- **Problem requirements**:
Echo the stretch of the excerpt on advisor growth from "Focus on financial" through "advice-led growth model." word for word.

- **Excerpted passage**:

-- Opening Marker --

Adopting a team-based operating model
Teams outperform sole practitioners in just about every business performance metric, including growth. That conclusion is unequivocal, as detailed in our earlier report, A winning formula – teams in retail wealth management. Given that clear datapoint, it should come as no surprise that top growers in our cohort were more likely to operate in a team-based model than slow growers.

Focus on financial planning
Financial planning capability is highly correlated with advisor growth. Advisors in the top quartile for growth are 1.3x as likely as bottom quartile advisors to offer financial planning services, a finding that reinforces the role of planning as part of a broader, advice-led growth model.
A framework for growth
Adopting an organizational framework based on traits and practices common to the highest performing advisors will help both advisors and firms execute on strategies proven to drive growth in advisor practices. For advisors, that means taking into account all the aforementioned growth drivers on display in high-growth practices. And it also means taking a strategic marketing approach to your practice that takes into account current client wants and needs:
- Identify a clear target market with enough current or future financial complexity to merit professional guidance.
- Establish a deep understanding of the problems of clients within that target market and focus on the things that matter most to them.
- Build a scalable process that enables you to consistently deliver that value proposition to affluent clients.

-- Closing Marker --

Document layout recognition data
-- Opening Marker --

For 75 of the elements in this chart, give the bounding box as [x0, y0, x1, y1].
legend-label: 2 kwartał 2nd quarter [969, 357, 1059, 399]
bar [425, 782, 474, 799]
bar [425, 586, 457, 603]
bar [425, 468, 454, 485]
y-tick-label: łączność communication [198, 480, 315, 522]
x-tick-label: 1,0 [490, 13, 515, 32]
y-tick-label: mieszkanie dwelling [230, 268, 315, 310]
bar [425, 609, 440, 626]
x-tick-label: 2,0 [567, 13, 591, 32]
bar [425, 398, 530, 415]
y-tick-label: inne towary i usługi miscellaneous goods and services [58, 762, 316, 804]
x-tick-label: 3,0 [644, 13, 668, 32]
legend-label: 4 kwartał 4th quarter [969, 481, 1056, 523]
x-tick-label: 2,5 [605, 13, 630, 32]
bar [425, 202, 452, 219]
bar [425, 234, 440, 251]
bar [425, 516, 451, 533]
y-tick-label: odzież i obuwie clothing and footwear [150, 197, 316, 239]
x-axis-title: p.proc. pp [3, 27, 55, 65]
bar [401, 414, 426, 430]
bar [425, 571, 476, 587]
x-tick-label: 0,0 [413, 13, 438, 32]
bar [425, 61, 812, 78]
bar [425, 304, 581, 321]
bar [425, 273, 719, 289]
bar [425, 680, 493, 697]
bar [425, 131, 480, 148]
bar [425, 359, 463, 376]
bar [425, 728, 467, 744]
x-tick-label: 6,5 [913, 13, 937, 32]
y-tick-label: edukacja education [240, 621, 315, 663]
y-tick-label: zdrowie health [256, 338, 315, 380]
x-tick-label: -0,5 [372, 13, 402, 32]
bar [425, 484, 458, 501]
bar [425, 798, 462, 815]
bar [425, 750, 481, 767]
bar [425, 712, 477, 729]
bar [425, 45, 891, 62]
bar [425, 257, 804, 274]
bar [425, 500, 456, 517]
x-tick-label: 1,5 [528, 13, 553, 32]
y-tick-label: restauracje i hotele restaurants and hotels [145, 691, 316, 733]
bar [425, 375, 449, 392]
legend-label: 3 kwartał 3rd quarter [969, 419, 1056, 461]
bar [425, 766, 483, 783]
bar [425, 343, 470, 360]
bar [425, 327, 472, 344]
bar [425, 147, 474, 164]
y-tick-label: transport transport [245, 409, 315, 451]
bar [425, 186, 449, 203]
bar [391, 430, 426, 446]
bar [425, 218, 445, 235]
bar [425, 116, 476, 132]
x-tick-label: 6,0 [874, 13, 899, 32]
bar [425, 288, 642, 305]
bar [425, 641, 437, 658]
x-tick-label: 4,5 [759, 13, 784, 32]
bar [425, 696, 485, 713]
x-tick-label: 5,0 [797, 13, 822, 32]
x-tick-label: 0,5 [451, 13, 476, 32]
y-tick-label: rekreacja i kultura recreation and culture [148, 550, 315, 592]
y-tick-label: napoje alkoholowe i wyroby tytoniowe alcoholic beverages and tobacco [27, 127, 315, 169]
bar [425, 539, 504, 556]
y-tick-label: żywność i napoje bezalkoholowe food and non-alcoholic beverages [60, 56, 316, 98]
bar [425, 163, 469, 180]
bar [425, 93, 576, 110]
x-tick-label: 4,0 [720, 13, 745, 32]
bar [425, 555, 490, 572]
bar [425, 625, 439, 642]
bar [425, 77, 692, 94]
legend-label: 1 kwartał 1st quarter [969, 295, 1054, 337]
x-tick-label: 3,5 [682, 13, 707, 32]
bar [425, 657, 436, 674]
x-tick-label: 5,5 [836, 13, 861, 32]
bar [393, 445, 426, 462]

-- Closing Marker --

- **Solution for this task**:
Focus on financial planning
Financial planning capability is highly correlated with advisor growth. Advisors in the top quartile for growth are 1.3x as likely as bottom quartile advisors to offer financial planning services, a finding that reinforces the role of planning as part of a broader, advice-led growth model.